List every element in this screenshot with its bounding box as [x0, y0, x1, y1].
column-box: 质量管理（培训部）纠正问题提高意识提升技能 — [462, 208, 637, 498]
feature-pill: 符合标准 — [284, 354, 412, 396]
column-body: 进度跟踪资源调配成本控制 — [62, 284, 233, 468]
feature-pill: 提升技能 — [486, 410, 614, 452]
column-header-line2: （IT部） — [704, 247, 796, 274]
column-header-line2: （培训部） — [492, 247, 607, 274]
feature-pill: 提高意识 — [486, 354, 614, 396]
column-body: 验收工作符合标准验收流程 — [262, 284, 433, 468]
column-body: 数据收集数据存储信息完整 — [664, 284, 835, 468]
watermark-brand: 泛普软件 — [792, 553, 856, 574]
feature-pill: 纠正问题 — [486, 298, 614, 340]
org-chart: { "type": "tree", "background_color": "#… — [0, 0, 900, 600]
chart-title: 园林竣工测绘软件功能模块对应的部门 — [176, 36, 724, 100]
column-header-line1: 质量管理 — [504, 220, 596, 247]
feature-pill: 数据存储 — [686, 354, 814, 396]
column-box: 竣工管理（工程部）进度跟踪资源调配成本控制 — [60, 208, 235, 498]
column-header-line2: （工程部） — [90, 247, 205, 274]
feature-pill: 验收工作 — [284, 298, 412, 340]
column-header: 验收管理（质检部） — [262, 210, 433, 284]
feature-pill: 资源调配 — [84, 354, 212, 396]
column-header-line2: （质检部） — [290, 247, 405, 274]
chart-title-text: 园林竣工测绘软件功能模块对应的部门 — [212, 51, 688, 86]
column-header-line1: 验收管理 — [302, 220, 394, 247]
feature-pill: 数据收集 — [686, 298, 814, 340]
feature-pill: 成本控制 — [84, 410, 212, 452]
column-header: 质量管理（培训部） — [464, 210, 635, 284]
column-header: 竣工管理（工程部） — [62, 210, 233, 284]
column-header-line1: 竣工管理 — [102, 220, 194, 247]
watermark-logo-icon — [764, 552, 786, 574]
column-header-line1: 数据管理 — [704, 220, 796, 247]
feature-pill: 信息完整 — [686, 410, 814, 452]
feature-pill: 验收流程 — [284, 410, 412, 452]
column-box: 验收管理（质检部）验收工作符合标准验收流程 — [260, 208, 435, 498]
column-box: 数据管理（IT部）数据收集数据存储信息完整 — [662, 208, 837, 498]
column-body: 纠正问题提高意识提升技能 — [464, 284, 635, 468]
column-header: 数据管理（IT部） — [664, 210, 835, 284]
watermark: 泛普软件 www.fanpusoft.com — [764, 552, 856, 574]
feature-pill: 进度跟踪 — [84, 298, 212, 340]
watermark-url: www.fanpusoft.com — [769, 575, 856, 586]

+++

Rename "feature-pill" to "feature-badge" everywhere in the lines above, and keep everything else unchanged.

== FULL SOLUTION ==
List every element in this screenshot with its bounding box as [x0, y0, x1, y1].
column-box: 质量管理（培训部）纠正问题提高意识提升技能 — [462, 208, 637, 498]
feature-badge: 符合标准 — [284, 354, 412, 396]
column-body: 进度跟踪资源调配成本控制 — [62, 284, 233, 468]
feature-badge: 提升技能 — [486, 410, 614, 452]
column-header-line2: （IT部） — [704, 247, 796, 274]
column-header-line2: （培训部） — [492, 247, 607, 274]
feature-badge: 提高意识 — [486, 354, 614, 396]
column-body: 验收工作符合标准验收流程 — [262, 284, 433, 468]
column-body: 数据收集数据存储信息完整 — [664, 284, 835, 468]
watermark-brand: 泛普软件 — [792, 553, 856, 574]
feature-badge: 纠正问题 — [486, 298, 614, 340]
org-chart: { "type": "tree", "background_color": "#… — [0, 0, 900, 600]
chart-title: 园林竣工测绘软件功能模块对应的部门 — [176, 36, 724, 100]
column-header-line1: 质量管理 — [504, 220, 596, 247]
feature-badge: 数据存储 — [686, 354, 814, 396]
column-box: 竣工管理（工程部）进度跟踪资源调配成本控制 — [60, 208, 235, 498]
column-header-line2: （工程部） — [90, 247, 205, 274]
feature-badge: 验收工作 — [284, 298, 412, 340]
column-header: 验收管理（质检部） — [262, 210, 433, 284]
feature-badge: 资源调配 — [84, 354, 212, 396]
column-header-line2: （质检部） — [290, 247, 405, 274]
chart-title-text: 园林竣工测绘软件功能模块对应的部门 — [212, 51, 688, 86]
column-header-line1: 验收管理 — [302, 220, 394, 247]
feature-badge: 数据收集 — [686, 298, 814, 340]
feature-badge: 成本控制 — [84, 410, 212, 452]
column-header: 质量管理（培训部） — [464, 210, 635, 284]
column-header: 竣工管理（工程部） — [62, 210, 233, 284]
column-header-line1: 竣工管理 — [102, 220, 194, 247]
watermark-logo-icon — [764, 552, 786, 574]
column-header-line1: 数据管理 — [704, 220, 796, 247]
feature-badge: 信息完整 — [686, 410, 814, 452]
feature-badge: 验收流程 — [284, 410, 412, 452]
column-box: 验收管理（质检部）验收工作符合标准验收流程 — [260, 208, 435, 498]
column-box: 数据管理（IT部）数据收集数据存储信息完整 — [662, 208, 837, 498]
column-body: 纠正问题提高意识提升技能 — [464, 284, 635, 468]
column-header: 数据管理（IT部） — [664, 210, 835, 284]
watermark: 泛普软件 www.fanpusoft.com — [764, 552, 856, 574]
feature-badge: 进度跟踪 — [84, 298, 212, 340]
watermark-url: www.fanpusoft.com — [769, 575, 856, 586]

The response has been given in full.